#### Dataset entries
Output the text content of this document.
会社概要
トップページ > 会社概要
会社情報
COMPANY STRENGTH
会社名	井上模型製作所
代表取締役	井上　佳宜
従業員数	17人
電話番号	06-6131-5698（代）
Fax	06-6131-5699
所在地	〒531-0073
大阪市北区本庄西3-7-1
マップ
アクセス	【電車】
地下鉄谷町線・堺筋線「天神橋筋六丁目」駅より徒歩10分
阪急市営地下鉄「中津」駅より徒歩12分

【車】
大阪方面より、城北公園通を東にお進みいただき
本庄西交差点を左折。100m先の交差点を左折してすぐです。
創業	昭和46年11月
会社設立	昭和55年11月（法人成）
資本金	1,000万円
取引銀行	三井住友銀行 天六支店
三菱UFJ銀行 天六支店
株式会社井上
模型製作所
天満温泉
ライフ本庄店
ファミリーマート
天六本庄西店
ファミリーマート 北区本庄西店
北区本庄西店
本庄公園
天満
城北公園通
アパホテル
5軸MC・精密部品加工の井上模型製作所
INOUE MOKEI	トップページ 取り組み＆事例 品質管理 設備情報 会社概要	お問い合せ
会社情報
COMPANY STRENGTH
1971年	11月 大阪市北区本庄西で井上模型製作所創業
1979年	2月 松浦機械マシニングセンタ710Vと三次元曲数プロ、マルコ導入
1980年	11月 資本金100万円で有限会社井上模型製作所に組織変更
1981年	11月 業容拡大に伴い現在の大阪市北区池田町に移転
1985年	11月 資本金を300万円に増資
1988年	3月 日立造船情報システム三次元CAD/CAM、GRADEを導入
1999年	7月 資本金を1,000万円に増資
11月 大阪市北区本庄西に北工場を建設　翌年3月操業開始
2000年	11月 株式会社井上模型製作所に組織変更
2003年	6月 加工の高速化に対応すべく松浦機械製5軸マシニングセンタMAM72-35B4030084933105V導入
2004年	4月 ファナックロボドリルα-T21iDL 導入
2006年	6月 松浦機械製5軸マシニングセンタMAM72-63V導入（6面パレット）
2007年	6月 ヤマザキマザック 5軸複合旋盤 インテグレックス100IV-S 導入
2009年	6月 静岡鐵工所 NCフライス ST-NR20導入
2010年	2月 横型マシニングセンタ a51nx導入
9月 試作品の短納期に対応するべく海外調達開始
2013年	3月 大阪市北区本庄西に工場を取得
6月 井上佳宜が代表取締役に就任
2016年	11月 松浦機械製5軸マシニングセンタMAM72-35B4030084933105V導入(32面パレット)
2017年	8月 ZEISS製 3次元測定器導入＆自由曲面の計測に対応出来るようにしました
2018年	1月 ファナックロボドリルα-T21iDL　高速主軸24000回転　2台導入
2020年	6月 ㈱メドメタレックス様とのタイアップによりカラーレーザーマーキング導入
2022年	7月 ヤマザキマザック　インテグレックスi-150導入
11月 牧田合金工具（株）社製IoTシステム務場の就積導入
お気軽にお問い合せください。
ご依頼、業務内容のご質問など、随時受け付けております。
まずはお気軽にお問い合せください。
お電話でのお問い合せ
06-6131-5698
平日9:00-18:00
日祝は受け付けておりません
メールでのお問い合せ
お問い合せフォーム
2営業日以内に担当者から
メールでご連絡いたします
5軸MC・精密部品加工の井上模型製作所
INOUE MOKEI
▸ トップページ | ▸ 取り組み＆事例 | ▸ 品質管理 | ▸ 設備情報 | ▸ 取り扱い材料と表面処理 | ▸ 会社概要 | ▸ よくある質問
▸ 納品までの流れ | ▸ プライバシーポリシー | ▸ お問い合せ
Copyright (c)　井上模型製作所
########
#### Dataset entries
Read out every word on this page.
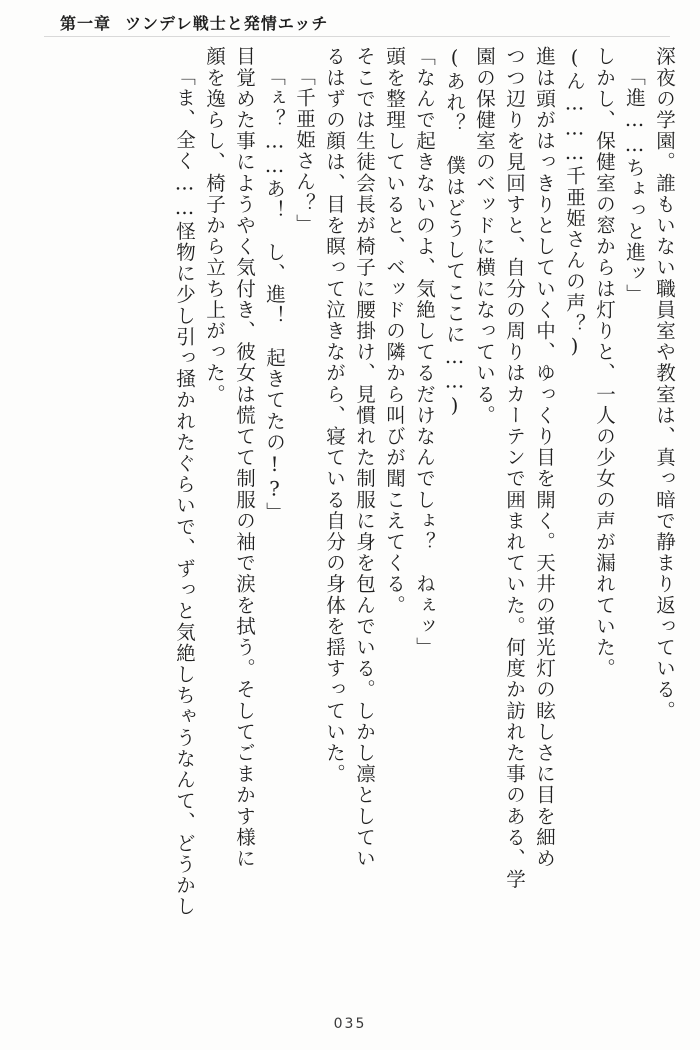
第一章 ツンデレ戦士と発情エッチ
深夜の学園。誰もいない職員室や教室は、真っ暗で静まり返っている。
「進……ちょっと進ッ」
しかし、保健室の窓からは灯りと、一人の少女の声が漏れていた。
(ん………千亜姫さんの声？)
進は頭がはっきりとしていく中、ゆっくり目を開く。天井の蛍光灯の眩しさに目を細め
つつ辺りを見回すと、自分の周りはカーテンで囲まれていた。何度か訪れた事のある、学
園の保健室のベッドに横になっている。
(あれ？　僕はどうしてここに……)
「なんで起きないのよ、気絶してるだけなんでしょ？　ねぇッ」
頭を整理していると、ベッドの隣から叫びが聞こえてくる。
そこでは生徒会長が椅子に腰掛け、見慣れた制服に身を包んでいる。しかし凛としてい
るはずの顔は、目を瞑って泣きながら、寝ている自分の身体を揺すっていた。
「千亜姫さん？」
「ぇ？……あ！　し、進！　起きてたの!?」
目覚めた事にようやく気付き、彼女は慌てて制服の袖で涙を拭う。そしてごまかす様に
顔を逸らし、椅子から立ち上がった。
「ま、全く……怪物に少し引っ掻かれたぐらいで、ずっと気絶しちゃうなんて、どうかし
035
########
▸ What the task asks: What is the number of lines in the listing above that contain the string "ファナックロボドリルα"? Give only the number.

▸ Solution to the problem: 2